* **The task**:
Work out the number of lines containing "dobro". Answer with nothing but that number.

"""

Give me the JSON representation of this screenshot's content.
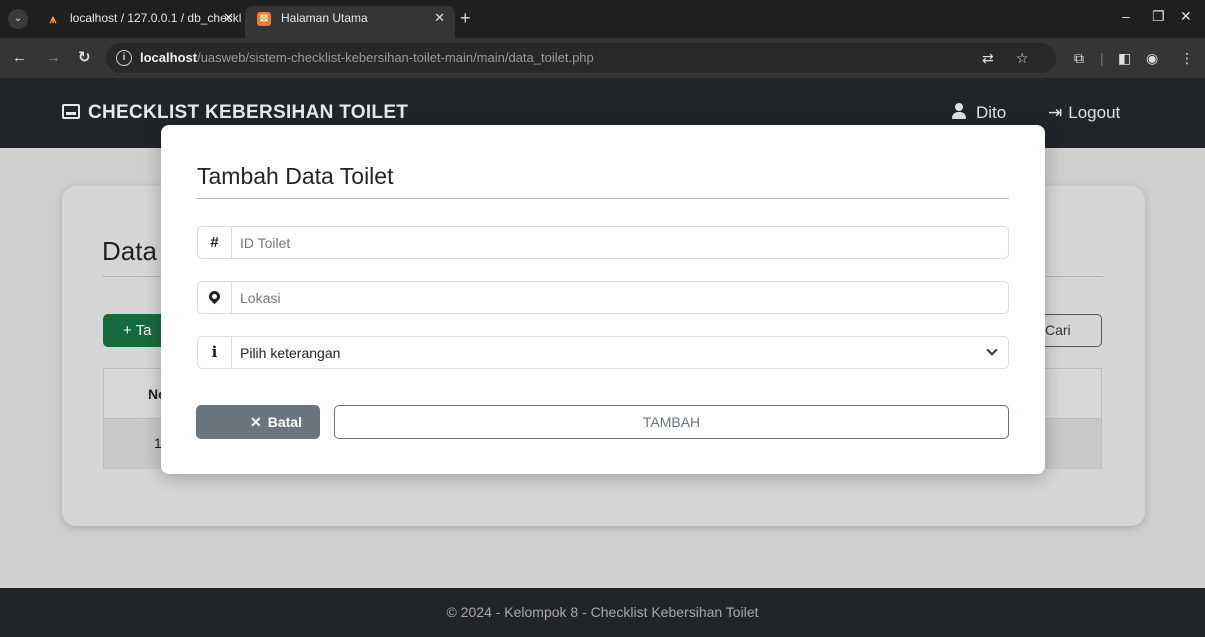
{
  "browser": {
    "tabs": [
      {
        "title": "localhost / 127.0.0.1 / db_checkl",
        "favicon": "phpmyadmin-icon"
      },
      {
        "title": "Halaman Utama",
        "favicon": "xampp-icon"
      }
    ],
    "url_host": "localhost",
    "url_path": "/uasweb/sistem-checklist-kebersihan-toilet-main/main/data_toilet.php"
  },
  "navbar": {
    "brand": "CHECKLIST KEBERSIHAN TOILET",
    "user": "Dito",
    "logout": "Logout"
  },
  "page": {
    "title": "Data",
    "add_button": "+ Ta",
    "search_button": "Cari",
    "table_header_first": "No",
    "table_first_cell": "1"
  },
  "modal": {
    "title": "Tambah Data Toilet",
    "id_placeholder": "ID Toilet",
    "lokasi_placeholder": "Lokasi",
    "keterangan_selected": "Pilih keterangan",
    "cancel_label": "Batal",
    "submit_label": "TAMBAH"
  },
  "footer": {
    "text": "© 2024 - Kelompok 8 - Checklist Kebersihan Toilet"
  },
  "colors": {
    "navbar": "#212529",
    "success": "#176a3e",
    "secondary": "#6c757d"
  }
}
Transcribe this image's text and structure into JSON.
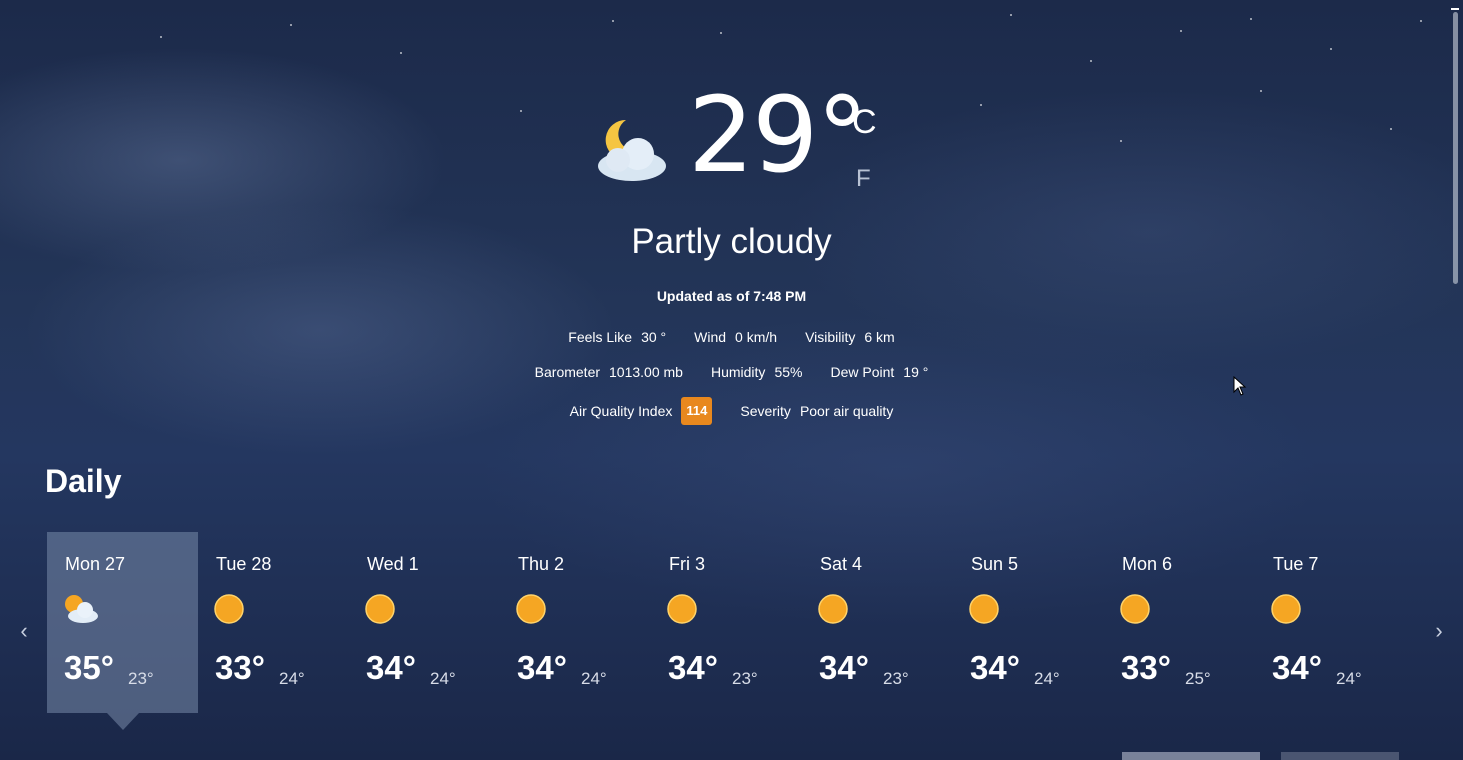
{
  "current": {
    "temperature": "29°",
    "unit_celsius": "C",
    "unit_fahrenheit": "F",
    "icon": "partly-cloudy-night-icon",
    "condition": "Partly cloudy",
    "updated": "Updated as of 7:48 PM"
  },
  "details": {
    "feels_like": {
      "label": "Feels Like",
      "value": "30 °"
    },
    "wind": {
      "label": "Wind",
      "value": "0 km/h"
    },
    "visibility": {
      "label": "Visibility",
      "value": "6 km"
    },
    "barometer": {
      "label": "Barometer",
      "value": "1013.00 mb"
    },
    "humidity": {
      "label": "Humidity",
      "value": "55%"
    },
    "dew_point": {
      "label": "Dew Point",
      "value": "19 °"
    },
    "aqi": {
      "label": "Air Quality Index",
      "value": "114"
    },
    "severity": {
      "label": "Severity",
      "value": "Poor air quality"
    }
  },
  "daily": {
    "title": "Daily",
    "days": [
      {
        "name": "Mon 27",
        "icon": "partly-cloudy-icon",
        "hi": "35°",
        "lo": "23°",
        "selected": true
      },
      {
        "name": "Tue 28",
        "icon": "sunny-icon",
        "hi": "33°",
        "lo": "24°"
      },
      {
        "name": "Wed 1",
        "icon": "sunny-icon",
        "hi": "34°",
        "lo": "24°"
      },
      {
        "name": "Thu 2",
        "icon": "sunny-icon",
        "hi": "34°",
        "lo": "24°"
      },
      {
        "name": "Fri 3",
        "icon": "sunny-icon",
        "hi": "34°",
        "lo": "23°"
      },
      {
        "name": "Sat 4",
        "icon": "sunny-icon",
        "hi": "34°",
        "lo": "23°"
      },
      {
        "name": "Sun 5",
        "icon": "sunny-icon",
        "hi": "34°",
        "lo": "24°"
      },
      {
        "name": "Mon 6",
        "icon": "sunny-icon",
        "hi": "33°",
        "lo": "25°"
      },
      {
        "name": "Tue 7",
        "icon": "sunny-icon",
        "hi": "34°",
        "lo": "24°"
      }
    ]
  },
  "colors": {
    "aqi_badge": "#e8881e",
    "sun": "#f5a623"
  }
}
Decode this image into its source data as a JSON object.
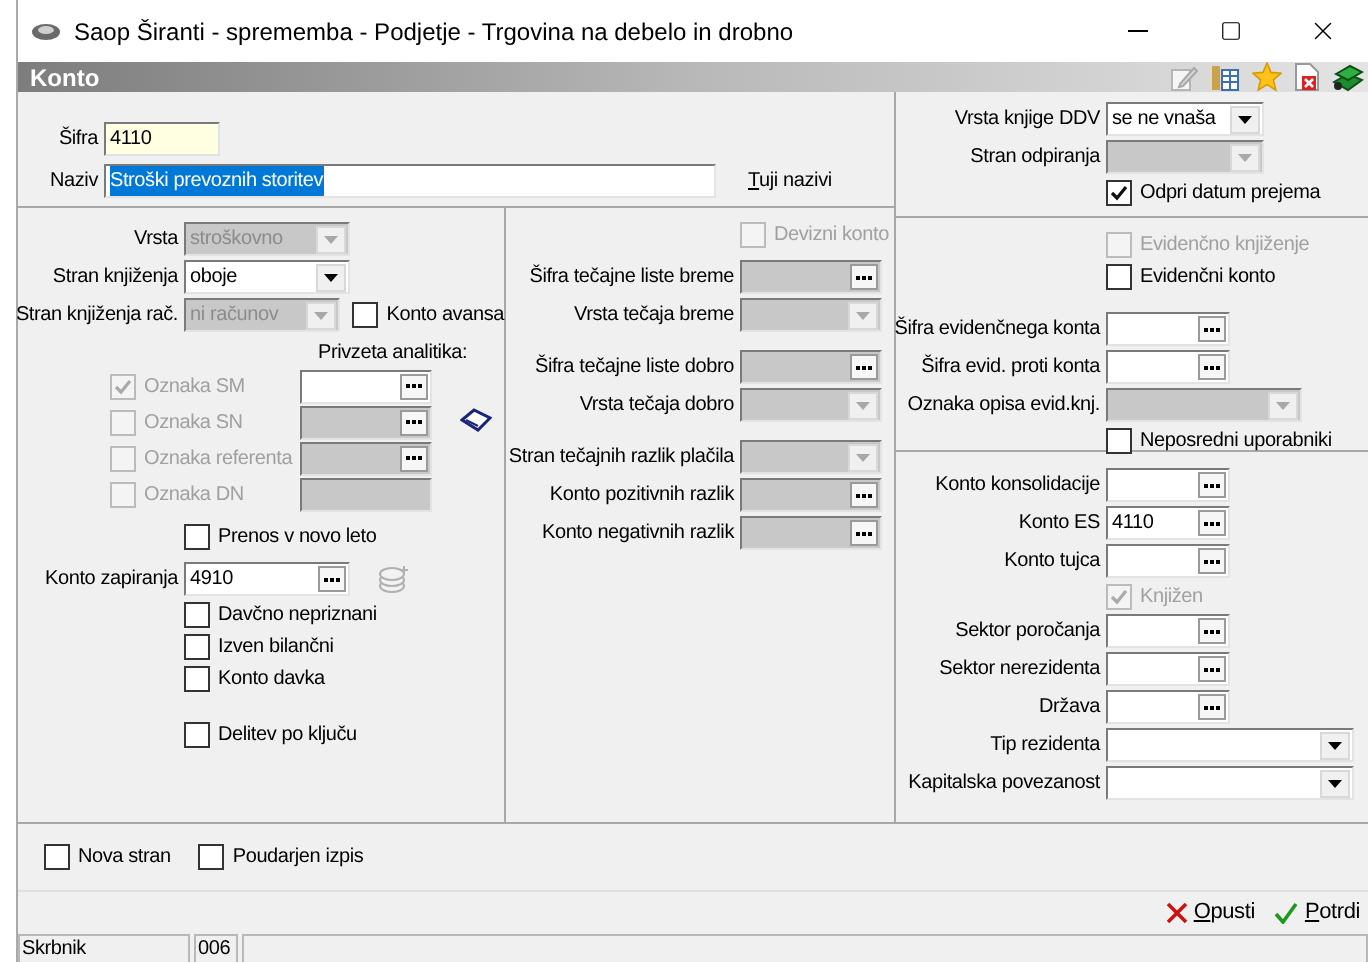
{
  "window": {
    "title": "Saop Širanti - sprememba - Podjetje - Trgovina na debelo in drobno"
  },
  "panel": {
    "title": "Konto"
  },
  "general": {
    "code": {
      "label": "Šifra",
      "value": "4110"
    },
    "name": {
      "label": "Naziv",
      "value": "Stroški prevoznih storitev",
      "selected": true
    },
    "link": "Tuji nazivi"
  },
  "left_column": [
    [
      {
        "kind": "select",
        "label": "Vrsta",
        "value": "stroškovno",
        "disabled": true
      },
      {
        "kind": "select",
        "label": "Stran knjiženja",
        "value": "oboje",
        "disabled": false
      },
      {
        "kind": "select",
        "label": "Stran knjiženja rač.",
        "value": "ni računov",
        "disabled": true,
        "side_check": {
          "label": "Konto avansa",
          "checked": false,
          "disabled": false
        }
      }
    ],
    [
      {
        "kind": "analytics",
        "title": "Privzeta analitika:",
        "rows": [
          {
            "label": "Oznaka SM",
            "checked": true,
            "disabled": true,
            "field": {
              "kind": "lookup",
              "disabled": false
            }
          },
          {
            "label": "Oznaka SN",
            "checked": false,
            "disabled": true,
            "field": {
              "kind": "lookup",
              "disabled": true
            }
          },
          {
            "label": "Oznaka referenta",
            "checked": false,
            "disabled": true,
            "field": {
              "kind": "lookup",
              "disabled": true
            }
          },
          {
            "label": "Oznaka DN",
            "checked": false,
            "disabled": true,
            "field": {
              "kind": "plain",
              "disabled": true
            }
          }
        ]
      }
    ],
    [
      {
        "kind": "check",
        "label": "Prenos v novo leto",
        "checked": false,
        "disabled": false
      }
    ],
    [
      {
        "kind": "lookup",
        "label": "Konto zapiranja",
        "value": "4910",
        "disabled": false
      },
      {
        "kind": "check",
        "label": "Davčno nepriznani",
        "checked": false,
        "disabled": false
      },
      {
        "kind": "check",
        "label": "Izven bilančni",
        "checked": false,
        "disabled": false
      },
      {
        "kind": "check",
        "label": "Konto davka",
        "checked": false,
        "disabled": false
      }
    ],
    [
      {
        "kind": "check",
        "label": "Delitev po ključu",
        "checked": false,
        "disabled": false
      }
    ]
  ],
  "middle_column": [
    [
      {
        "kind": "check",
        "label": "Devizni konto",
        "checked": false,
        "disabled": true
      }
    ],
    [
      {
        "kind": "lookup",
        "label": "Šifra tečajne liste breme",
        "disabled": true
      },
      {
        "kind": "select",
        "label": "Vrsta tečaja breme",
        "disabled": true
      }
    ],
    [
      {
        "kind": "lookup",
        "label": "Šifra tečajne liste dobro",
        "disabled": true
      },
      {
        "kind": "select",
        "label": "Vrsta tečaja dobro",
        "disabled": true
      }
    ],
    [
      {
        "kind": "select",
        "label": "Stran tečajnih razlik plačila",
        "disabled": true
      },
      {
        "kind": "lookup",
        "label": "Konto pozitivnih razlik",
        "disabled": true
      },
      {
        "kind": "lookup",
        "label": "Konto negativnih razlik",
        "disabled": true
      }
    ]
  ],
  "right_column": [
    [
      {
        "kind": "select",
        "label": "Vrsta knjige DDV",
        "value": "se ne vnaša",
        "disabled": false
      },
      {
        "kind": "select",
        "label": "Stran odpiranja",
        "disabled": true
      },
      {
        "kind": "check",
        "label": "Odpri datum prejema",
        "checked": true,
        "disabled": false
      }
    ],
    [
      {
        "kind": "check",
        "label": "Evidenčno knjiženje",
        "checked": false,
        "disabled": true
      },
      {
        "kind": "check",
        "label": "Evidenčni konto",
        "checked": false,
        "disabled": false
      },
      {
        "kind": "lookup",
        "label": "Šifra evidenčnega konta",
        "disabled": false
      },
      {
        "kind": "lookup",
        "label": "Šifra evid. proti konta",
        "disabled": false
      },
      {
        "kind": "select",
        "label": "Oznaka opisa evid.knj.",
        "disabled": true
      },
      {
        "kind": "check",
        "label": "Neposredni uporabniki",
        "checked": false,
        "disabled": false
      }
    ],
    [
      {
        "kind": "lookup",
        "label": "Konto konsolidacije",
        "disabled": false
      },
      {
        "kind": "lookup",
        "label": "Konto ES",
        "value": "4110",
        "disabled": false
      },
      {
        "kind": "lookup",
        "label": "Konto tujca",
        "disabled": false
      },
      {
        "kind": "check",
        "label": "Knjižen",
        "checked": true,
        "disabled": true
      },
      {
        "kind": "lookup",
        "label": "Sektor poročanja",
        "disabled": false
      },
      {
        "kind": "lookup",
        "label": "Sektor nerezidenta",
        "disabled": false
      },
      {
        "kind": "lookup",
        "label": "Država",
        "disabled": false
      },
      {
        "kind": "select",
        "label": "Tip rezidenta",
        "disabled": false
      },
      {
        "kind": "select",
        "label": "Kapitalska povezanost",
        "disabled": false
      }
    ]
  ],
  "options": [
    {
      "label": "Nova stran",
      "checked": false
    },
    {
      "label": "Poudarjen izpis",
      "checked": false
    }
  ],
  "buttons": [
    {
      "kind": "cancel",
      "label": "Opusti"
    },
    {
      "kind": "confirm",
      "label": "Potrdi"
    }
  ],
  "status_bar": [
    "Skrbnik",
    "006"
  ]
}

"""

* **Written answer**:
2